> **Tasks to carry out**
1: Answer these questions using the fountain pen thread.
(a) According to Ken, what share of stock kit nibs are not all that usable?
(b) By mixing and matching parts among 4 or 5 kits at a time, how far does jskeen bring down the incidence of an unusable component?
(c) After getting a pen the way he wants it, what is the last thing jskeen writes with it, and on what?
2: From the fountain pen thread, pull out the passage starting at "I agree, testing, adjustment, and" and ending at "about 5 percent.", copying it without changes.

> **Excerpt provided**
One thing I am doing very differently with my pens recently is to write-test, adjust, smooth, and tune every nib so that no buyer gets one of those 'disappointing nibs' that all of us FP afficionados know so well.   The down side of this for me is that I have discovered that quite a few more stock kit nibs than I thought are pretty poor :frown:.  Somewhere between one in four to one in three are not all that useable (I am rather picky).

Anyhow, thanks everyone for the kind words, and the motivation to make another of these!

Ken


----------



## jskeen (Apr 2, 2011)

I agree, testing, adjustment, and quality assurance are in indespensable part of making fountain pens. Nothing will turn a potential return customer into a detractor faster than getting that beautiful new fp home, inking it up and finding out it won't write, or writes poorly. 

My findings are pretty close to yours on overall factory fp sections, BUT I have found that by mixing and matching nibs, feeds, sections, and converters between at least 4 or 5 kits (or that many spare sections) at a time, I can bring that incidence of a "unuseable" component down to less than 1 in 10. With a little more time and a little money invested in getting the experience and tools to properly floss, adjust and modify the nibs, it's down to about 5 percent. 

But no matter how you do it, NEVER sell a pen that you don't KNOW writes well. Personally the last thing I write with a fp after I finally have it the way I want it, is the description of the pen, materials, ect on the back of a business card. Then the pen gets disassembled, cleaned and reassembled, and the card goes into the case with it.


----------

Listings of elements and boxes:
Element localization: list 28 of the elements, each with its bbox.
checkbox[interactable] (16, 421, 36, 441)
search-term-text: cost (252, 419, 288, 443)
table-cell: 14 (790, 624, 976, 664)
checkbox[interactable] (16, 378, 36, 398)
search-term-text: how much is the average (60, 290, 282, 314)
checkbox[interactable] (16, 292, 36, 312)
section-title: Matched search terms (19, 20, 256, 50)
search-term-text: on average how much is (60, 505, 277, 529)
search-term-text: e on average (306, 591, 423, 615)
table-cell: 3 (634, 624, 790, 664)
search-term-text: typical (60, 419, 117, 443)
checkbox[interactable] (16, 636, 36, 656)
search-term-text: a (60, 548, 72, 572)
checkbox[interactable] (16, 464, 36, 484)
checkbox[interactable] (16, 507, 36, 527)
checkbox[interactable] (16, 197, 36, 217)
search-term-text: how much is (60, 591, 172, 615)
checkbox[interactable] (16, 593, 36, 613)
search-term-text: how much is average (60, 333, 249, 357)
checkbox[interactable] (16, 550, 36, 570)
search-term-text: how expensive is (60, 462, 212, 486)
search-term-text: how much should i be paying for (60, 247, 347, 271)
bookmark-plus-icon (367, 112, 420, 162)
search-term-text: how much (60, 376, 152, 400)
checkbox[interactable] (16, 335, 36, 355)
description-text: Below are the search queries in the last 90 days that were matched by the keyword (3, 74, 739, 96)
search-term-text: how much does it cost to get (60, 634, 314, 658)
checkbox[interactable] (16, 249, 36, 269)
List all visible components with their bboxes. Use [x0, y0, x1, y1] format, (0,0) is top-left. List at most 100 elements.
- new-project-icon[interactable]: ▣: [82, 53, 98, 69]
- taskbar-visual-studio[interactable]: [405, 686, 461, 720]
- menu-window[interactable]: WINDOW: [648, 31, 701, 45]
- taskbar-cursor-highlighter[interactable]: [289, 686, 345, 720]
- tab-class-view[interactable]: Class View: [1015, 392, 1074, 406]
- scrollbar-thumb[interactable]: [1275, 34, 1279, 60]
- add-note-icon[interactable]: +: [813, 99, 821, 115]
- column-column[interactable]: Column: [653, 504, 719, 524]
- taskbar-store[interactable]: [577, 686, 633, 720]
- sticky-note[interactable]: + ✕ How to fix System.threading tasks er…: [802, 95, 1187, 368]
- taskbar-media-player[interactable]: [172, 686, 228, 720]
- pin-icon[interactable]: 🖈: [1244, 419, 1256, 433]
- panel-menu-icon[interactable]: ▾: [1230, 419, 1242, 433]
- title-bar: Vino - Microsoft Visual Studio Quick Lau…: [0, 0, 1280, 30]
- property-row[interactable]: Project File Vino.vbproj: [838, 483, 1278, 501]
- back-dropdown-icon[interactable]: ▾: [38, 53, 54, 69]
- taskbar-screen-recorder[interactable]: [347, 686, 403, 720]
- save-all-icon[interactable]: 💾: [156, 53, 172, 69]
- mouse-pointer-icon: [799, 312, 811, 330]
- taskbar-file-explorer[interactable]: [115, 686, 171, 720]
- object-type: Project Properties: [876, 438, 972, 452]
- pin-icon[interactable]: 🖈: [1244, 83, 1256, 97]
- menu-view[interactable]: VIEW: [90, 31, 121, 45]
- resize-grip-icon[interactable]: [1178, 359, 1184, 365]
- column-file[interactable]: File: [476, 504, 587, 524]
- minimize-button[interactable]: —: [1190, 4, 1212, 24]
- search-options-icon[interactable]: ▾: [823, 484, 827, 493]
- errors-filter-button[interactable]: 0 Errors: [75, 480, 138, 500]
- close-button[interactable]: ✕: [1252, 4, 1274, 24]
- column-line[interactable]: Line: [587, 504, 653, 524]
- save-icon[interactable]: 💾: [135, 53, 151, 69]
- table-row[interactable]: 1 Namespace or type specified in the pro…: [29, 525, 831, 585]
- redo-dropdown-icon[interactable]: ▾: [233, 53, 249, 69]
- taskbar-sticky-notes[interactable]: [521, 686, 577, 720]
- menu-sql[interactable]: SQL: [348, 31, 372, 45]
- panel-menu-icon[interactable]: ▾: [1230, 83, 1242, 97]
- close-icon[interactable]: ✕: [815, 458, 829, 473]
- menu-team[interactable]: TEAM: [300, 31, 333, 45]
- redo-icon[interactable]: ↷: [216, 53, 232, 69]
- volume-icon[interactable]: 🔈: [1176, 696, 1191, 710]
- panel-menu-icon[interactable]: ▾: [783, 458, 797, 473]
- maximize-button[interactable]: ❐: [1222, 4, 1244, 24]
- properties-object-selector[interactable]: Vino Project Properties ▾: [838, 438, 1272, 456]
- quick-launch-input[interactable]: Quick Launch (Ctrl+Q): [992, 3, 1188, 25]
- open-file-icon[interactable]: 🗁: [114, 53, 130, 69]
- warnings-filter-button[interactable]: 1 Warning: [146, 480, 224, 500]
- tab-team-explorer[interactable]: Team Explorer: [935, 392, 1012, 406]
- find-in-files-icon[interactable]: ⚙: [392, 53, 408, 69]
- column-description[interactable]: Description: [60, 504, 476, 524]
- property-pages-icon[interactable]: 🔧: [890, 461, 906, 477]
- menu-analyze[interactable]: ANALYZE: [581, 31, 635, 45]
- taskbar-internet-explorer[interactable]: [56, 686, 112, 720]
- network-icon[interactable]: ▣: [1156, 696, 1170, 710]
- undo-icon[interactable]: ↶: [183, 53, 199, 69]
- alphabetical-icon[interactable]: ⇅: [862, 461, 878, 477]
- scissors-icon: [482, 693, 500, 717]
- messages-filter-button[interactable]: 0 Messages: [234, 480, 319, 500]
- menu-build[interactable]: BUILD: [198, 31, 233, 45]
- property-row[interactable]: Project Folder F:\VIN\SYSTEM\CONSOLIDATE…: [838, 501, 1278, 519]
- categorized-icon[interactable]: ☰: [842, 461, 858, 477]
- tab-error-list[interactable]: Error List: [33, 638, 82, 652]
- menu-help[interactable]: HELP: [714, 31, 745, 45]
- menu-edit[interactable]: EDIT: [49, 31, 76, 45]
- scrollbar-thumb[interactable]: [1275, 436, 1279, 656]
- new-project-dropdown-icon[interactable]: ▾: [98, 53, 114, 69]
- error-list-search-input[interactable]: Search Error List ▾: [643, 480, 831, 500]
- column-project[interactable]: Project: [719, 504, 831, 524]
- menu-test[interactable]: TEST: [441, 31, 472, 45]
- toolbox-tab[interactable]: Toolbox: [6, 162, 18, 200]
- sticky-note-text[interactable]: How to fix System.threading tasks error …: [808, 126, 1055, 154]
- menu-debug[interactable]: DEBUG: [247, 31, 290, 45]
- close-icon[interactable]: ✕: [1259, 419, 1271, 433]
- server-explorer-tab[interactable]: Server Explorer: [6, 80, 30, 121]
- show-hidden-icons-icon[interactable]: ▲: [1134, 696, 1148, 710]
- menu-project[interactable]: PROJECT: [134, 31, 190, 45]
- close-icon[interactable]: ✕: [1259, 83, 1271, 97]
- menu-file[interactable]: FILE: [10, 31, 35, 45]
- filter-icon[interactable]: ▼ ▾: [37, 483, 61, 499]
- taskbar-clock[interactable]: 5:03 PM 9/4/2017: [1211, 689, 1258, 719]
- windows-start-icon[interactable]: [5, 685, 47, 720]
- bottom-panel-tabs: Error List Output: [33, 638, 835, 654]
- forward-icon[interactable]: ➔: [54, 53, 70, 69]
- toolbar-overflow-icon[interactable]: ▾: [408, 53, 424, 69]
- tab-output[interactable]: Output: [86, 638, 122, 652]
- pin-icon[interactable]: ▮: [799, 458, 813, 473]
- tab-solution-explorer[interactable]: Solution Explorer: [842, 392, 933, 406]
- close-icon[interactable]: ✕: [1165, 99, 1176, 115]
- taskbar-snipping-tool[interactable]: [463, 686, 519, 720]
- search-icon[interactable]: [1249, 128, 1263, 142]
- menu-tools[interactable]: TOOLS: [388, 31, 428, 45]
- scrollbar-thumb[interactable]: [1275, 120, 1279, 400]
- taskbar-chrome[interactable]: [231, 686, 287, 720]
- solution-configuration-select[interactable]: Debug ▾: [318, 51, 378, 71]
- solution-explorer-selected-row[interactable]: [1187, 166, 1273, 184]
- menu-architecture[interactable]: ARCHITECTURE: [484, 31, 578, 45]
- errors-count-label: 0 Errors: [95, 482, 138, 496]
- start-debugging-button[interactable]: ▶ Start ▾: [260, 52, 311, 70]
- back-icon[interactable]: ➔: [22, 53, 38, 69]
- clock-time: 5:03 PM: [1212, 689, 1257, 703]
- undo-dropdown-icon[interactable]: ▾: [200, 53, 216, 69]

> **Solutions by task**
1:
(a) Somewhere between one in four and one in three.
(b) To less than 1 in 10.
(c) A description of the pen and its materials, written on the back of a business card.

2:
I agree, testing, adjustment, and quality assurance are in indespensable part of making fountain pens. Nothing will turn a potential return customer into a detractor faster than getting that beautiful new fp home, inking it up and finding out it won't write, or writes poorly. 

My findings are pretty close to yours on overall factory fp sections, BUT I have found that by mixing and matching nibs, feeds, sections, and converters between at least 4 or 5 kits (or that many spare sections) at a time, I can bring that incidence of a "unuseable" component down to less than 1 in 10. With a little more time and a little money invested in getting the experience and tools to properly floss, adjust and modify the nibs, it's down to about 5 percent.